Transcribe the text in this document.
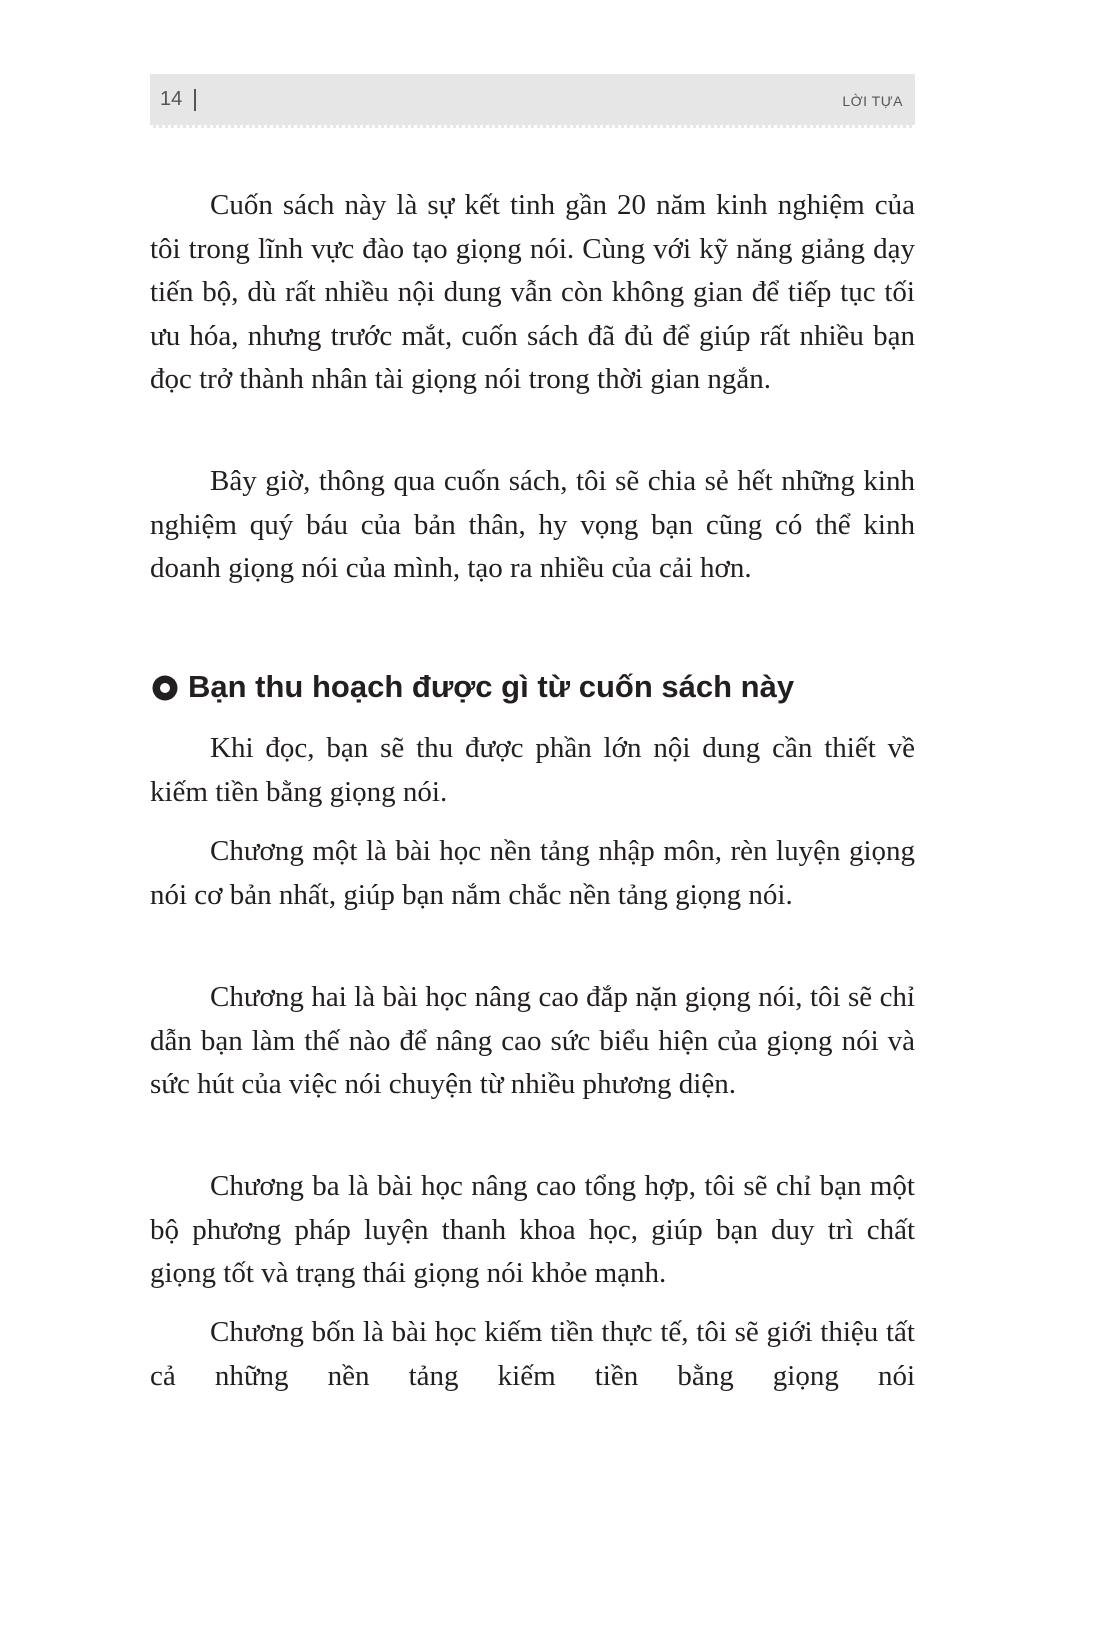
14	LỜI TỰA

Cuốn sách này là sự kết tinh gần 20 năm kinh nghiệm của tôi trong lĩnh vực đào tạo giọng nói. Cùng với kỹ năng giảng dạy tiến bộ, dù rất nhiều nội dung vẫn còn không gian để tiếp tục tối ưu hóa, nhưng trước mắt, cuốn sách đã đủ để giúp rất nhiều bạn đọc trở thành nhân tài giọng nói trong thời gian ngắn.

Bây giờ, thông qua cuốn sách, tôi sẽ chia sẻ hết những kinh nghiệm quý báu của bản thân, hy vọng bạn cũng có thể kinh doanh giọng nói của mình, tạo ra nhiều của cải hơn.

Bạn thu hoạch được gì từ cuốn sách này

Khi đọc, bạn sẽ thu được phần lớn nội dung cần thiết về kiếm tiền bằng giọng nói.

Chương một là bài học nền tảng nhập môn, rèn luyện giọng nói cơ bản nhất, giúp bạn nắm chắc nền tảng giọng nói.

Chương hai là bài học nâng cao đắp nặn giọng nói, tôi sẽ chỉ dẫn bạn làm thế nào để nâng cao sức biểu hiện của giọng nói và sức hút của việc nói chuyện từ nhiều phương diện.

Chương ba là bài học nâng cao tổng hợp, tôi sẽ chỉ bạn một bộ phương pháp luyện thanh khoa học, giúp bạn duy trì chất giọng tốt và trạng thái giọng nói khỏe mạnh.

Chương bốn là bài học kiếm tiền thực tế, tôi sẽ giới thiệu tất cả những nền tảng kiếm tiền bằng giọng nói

==

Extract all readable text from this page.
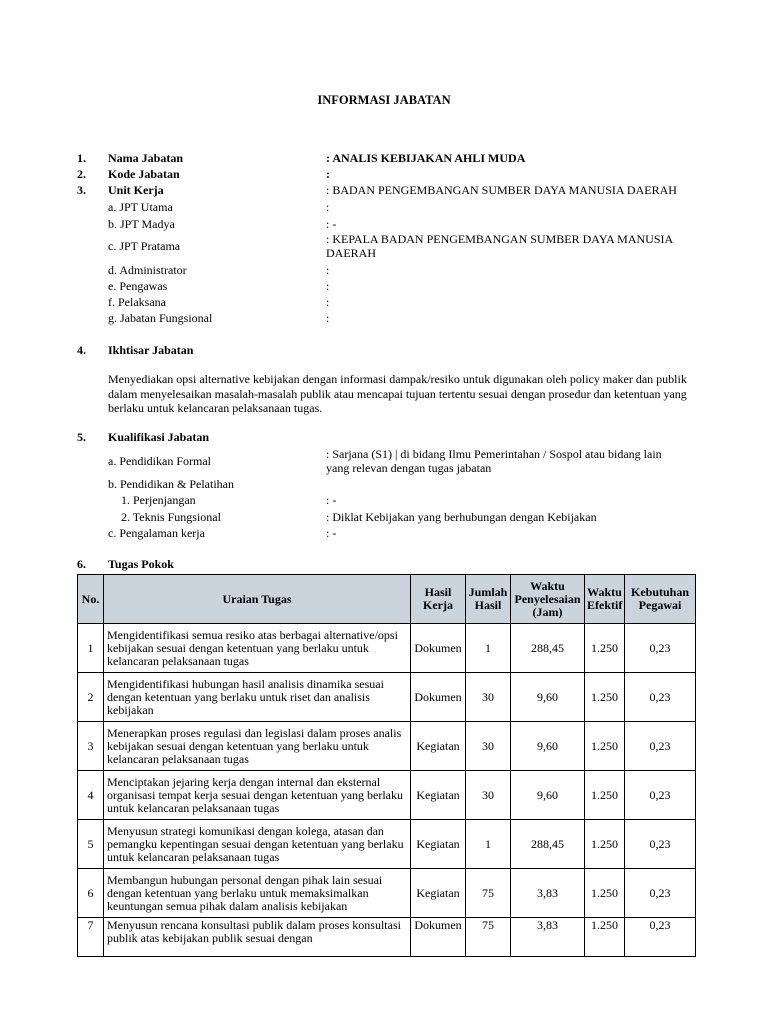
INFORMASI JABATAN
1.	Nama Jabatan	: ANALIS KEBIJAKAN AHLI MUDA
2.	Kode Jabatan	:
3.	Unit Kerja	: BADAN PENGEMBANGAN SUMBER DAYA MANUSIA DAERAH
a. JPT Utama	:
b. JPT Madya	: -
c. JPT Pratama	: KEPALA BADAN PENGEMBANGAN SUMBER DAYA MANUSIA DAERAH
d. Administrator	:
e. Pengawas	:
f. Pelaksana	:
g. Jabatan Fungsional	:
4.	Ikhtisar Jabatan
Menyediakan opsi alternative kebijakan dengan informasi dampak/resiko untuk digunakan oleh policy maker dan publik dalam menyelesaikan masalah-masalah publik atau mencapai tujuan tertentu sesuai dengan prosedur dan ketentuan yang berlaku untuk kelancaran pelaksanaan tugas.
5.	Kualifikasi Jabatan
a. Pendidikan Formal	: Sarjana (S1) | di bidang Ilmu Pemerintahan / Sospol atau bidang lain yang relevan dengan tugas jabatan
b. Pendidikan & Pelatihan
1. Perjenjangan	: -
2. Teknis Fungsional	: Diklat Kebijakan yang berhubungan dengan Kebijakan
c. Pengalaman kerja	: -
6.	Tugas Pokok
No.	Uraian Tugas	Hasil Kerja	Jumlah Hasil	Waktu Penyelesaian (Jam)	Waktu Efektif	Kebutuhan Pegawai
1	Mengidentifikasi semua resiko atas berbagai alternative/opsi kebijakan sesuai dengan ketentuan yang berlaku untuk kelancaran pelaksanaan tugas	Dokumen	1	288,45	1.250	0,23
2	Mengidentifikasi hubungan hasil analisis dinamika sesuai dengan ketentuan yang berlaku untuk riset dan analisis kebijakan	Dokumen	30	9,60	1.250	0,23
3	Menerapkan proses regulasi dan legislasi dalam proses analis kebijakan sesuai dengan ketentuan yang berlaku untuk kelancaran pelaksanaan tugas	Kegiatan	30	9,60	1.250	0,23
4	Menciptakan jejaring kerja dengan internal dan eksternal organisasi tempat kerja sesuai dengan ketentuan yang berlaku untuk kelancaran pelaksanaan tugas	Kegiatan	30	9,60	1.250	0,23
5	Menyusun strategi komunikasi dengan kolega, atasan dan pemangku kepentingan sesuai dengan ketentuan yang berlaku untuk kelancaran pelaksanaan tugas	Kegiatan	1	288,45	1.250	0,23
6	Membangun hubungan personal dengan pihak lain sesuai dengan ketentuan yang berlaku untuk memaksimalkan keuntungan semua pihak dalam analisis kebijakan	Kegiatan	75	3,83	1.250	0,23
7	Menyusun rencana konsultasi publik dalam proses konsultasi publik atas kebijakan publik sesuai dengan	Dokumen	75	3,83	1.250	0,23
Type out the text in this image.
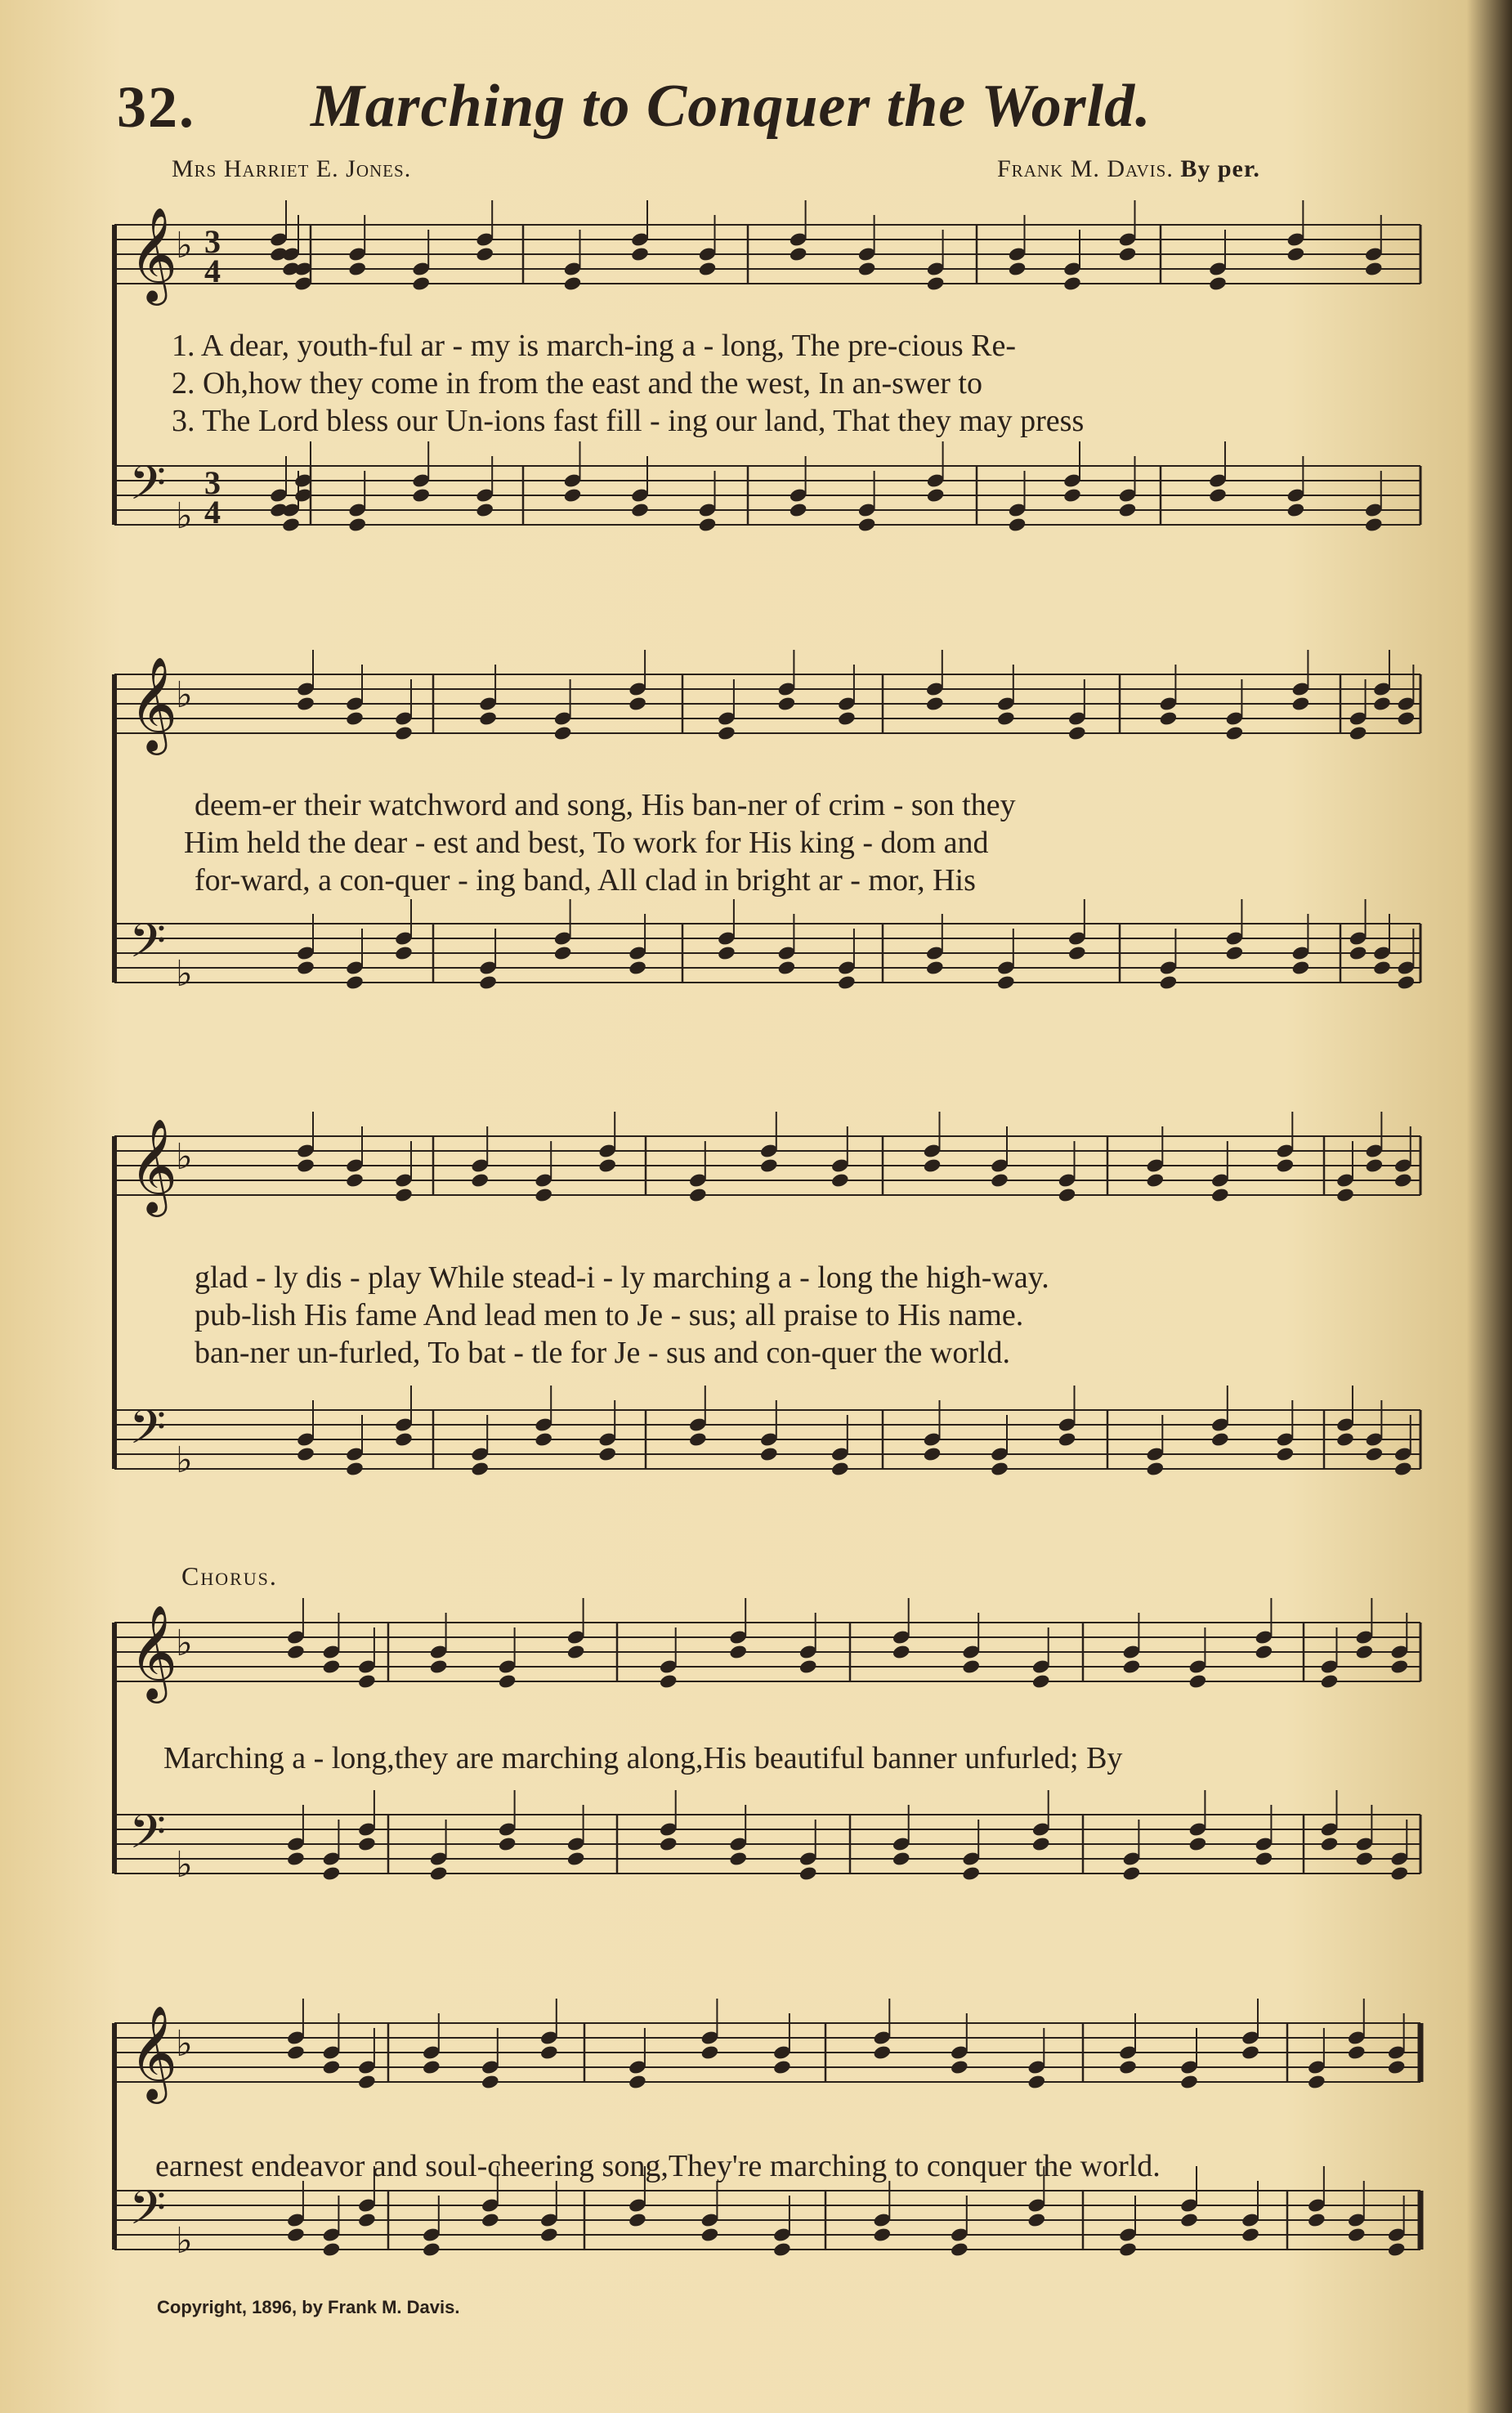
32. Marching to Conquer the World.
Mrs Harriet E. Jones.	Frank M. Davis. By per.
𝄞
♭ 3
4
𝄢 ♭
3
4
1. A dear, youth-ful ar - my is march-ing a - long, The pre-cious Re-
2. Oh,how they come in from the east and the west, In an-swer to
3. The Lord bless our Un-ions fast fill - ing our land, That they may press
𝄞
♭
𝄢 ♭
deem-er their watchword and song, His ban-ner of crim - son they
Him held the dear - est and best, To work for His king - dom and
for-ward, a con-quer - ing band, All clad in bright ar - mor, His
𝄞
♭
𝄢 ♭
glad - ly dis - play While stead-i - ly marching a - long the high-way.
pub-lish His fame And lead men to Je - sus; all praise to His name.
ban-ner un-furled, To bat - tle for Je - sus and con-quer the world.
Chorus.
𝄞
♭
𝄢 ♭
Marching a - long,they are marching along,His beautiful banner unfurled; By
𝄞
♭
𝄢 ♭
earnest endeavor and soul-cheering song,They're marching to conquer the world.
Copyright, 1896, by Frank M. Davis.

==

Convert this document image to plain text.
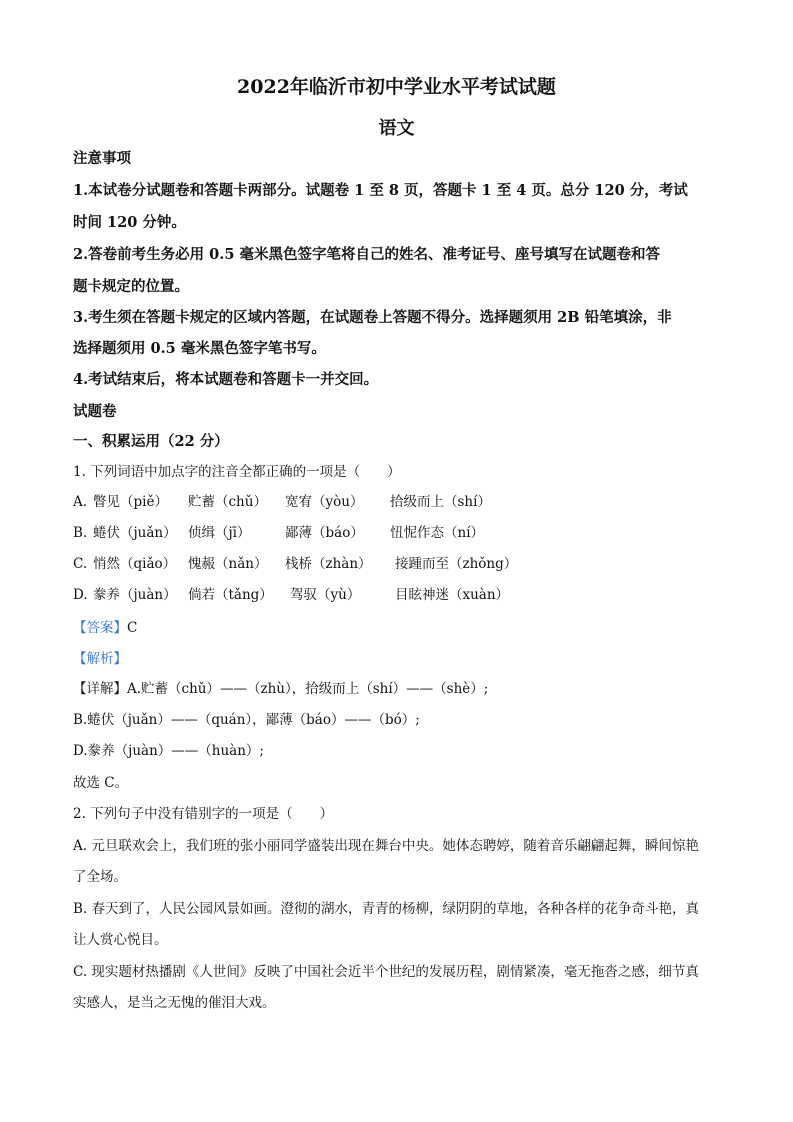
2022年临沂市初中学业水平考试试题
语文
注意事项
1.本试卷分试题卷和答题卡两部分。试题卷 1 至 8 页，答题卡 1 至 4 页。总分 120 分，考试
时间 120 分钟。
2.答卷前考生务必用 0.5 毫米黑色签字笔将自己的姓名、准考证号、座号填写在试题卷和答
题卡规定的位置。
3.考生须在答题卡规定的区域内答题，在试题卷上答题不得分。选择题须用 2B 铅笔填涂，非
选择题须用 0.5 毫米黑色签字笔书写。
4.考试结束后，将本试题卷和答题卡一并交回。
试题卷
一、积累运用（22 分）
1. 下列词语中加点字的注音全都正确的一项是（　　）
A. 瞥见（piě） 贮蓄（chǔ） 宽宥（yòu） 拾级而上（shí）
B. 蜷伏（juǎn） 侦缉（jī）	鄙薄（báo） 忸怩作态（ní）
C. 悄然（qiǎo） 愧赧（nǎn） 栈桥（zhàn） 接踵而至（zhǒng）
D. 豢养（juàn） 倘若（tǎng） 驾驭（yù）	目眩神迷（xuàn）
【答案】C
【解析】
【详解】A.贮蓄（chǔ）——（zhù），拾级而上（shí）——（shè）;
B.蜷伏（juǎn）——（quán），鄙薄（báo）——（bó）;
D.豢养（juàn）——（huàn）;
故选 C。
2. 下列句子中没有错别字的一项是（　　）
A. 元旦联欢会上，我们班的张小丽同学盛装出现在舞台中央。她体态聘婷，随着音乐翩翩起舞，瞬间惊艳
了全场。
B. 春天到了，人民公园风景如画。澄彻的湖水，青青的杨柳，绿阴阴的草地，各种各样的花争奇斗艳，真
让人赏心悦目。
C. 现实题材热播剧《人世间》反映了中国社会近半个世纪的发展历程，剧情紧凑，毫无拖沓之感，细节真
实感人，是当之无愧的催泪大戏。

> _What the exercise asks_: From the listing, copy each line containing the word "luyện".

> _Response for this exercise_:
Chương một là bài học nền tảng nhập môn, rèn luyện giọng nói cơ bản nhất, giúp bạn nắm chắc nền tảng giọng nói.
Chương ba là bài học nâng cao tổng hợp, tôi sẽ chỉ bạn một bộ phương pháp luyện thanh khoa học, giúp bạn duy trì chất giọng tốt và trạng thái giọng nói khỏe mạnh.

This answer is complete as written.